- To be done -
Restate the records that follow word for word; no pictures should appear.

- Source material -

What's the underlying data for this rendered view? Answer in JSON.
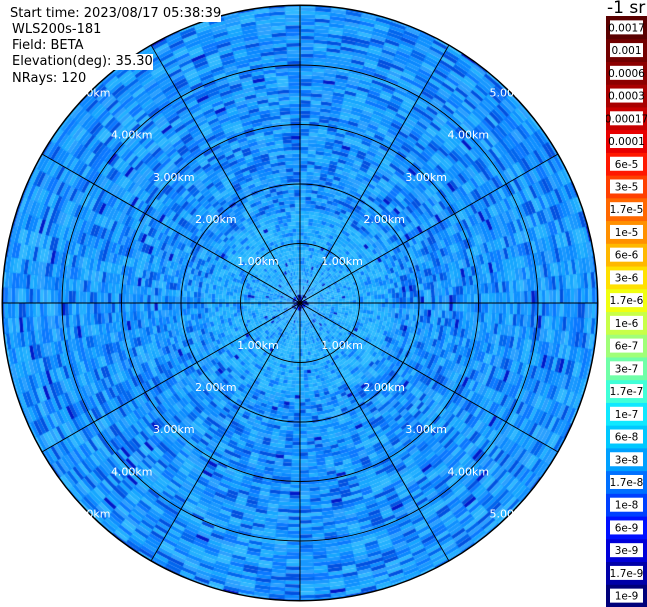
{
  "chart_data": {
    "type": "heatmap",
    "subtype": "polar PPI scan",
    "info": {
      "start_time": "Start time: 2023/08/17 05:38:39",
      "instrument": "WLS200s-181",
      "field": "Field: BETA",
      "elevation": "Elevation(deg): 35.30",
      "nrays": "NRays: 120"
    },
    "units_label": "-1 sr",
    "range_rings_km": [
      1,
      2,
      3,
      4,
      5
    ],
    "max_range_km": 5,
    "range_labels": [
      "1.00km",
      "2.00km",
      "3.00km",
      "4.00km",
      "5.00km"
    ],
    "azimuth_spokes_deg": [
      0,
      30,
      60,
      90,
      120,
      150,
      180,
      210,
      240,
      270,
      300,
      330
    ],
    "nrays": 120,
    "colorbar": {
      "labels": [
        "1e-9",
        "1.7e-9",
        "3e-9",
        "6e-9",
        "1e-8",
        "1.7e-8",
        "3e-8",
        "6e-8",
        "1e-7",
        "1.7e-7",
        "3e-7",
        "6e-7",
        "1e-6",
        "1.7e-6",
        "3e-6",
        "6e-6",
        "1e-5",
        "1.7e-5",
        "3e-5",
        "6e-5",
        "0.0001",
        "0.00017",
        "0.0003",
        "0.0006",
        "0.001",
        "0.0017"
      ],
      "colors": [
        "#00007a",
        "#0000a8",
        "#0000d8",
        "#0010ff",
        "#0040ff",
        "#0070ff",
        "#00a0ff",
        "#00c8ff",
        "#10e8ff",
        "#40ffd8",
        "#70ffa8",
        "#a0ff78",
        "#c8ff48",
        "#f0ff10",
        "#ffe000",
        "#ffb800",
        "#ff9000",
        "#ff6800",
        "#ff4000",
        "#ff1800",
        "#e80000",
        "#c80000",
        "#a80000",
        "#8c0000",
        "#720000",
        "#5a0000"
      ]
    },
    "dominant_value_range": [
      "3e-8",
      "1e-7"
    ]
  }
}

- Answer to the task -
What's the underlying data for this rendered view? Answer in JSON.
{
  "chart_data": {
    "type": "heatmap",
    "subtype": "polar PPI scan",
    "info": {
      "start_time": "Start time: 2023/08/17 05:38:39",
      "instrument": "WLS200s-181",
      "field": "Field: BETA",
      "elevation": "Elevation(deg): 35.30",
      "nrays": "NRays: 120"
    },
    "units_label": "-1 sr",
    "range_rings_km": [
      1,
      2,
      3,
      4,
      5
    ],
    "max_range_km": 5,
    "range_labels": [
      "1.00km",
      "2.00km",
      "3.00km",
      "4.00km",
      "5.00km"
    ],
    "azimuth_spokes_deg": [
      0,
      30,
      60,
      90,
      120,
      150,
      180,
      210,
      240,
      270,
      300,
      330
    ],
    "nrays": 120,
    "colorbar": {
      "labels": [
        "1e-9",
        "1.7e-9",
        "3e-9",
        "6e-9",
        "1e-8",
        "1.7e-8",
        "3e-8",
        "6e-8",
        "1e-7",
        "1.7e-7",
        "3e-7",
        "6e-7",
        "1e-6",
        "1.7e-6",
        "3e-6",
        "6e-6",
        "1e-5",
        "1.7e-5",
        "3e-5",
        "6e-5",
        "0.0001",
        "0.00017",
        "0.0003",
        "0.0006",
        "0.001",
        "0.0017"
      ],
      "colors": [
        "#00007a",
        "#0000a8",
        "#0000d8",
        "#0010ff",
        "#0040ff",
        "#0070ff",
        "#00a0ff",
        "#00c8ff",
        "#10e8ff",
        "#40ffd8",
        "#70ffa8",
        "#a0ff78",
        "#c8ff48",
        "#f0ff10",
        "#ffe000",
        "#ffb800",
        "#ff9000",
        "#ff6800",
        "#ff4000",
        "#ff1800",
        "#e80000",
        "#c80000",
        "#a80000",
        "#8c0000",
        "#720000",
        "#5a0000"
      ]
    },
    "dominant_value_range": [
      "3e-8",
      "1e-7"
    ]
  }
}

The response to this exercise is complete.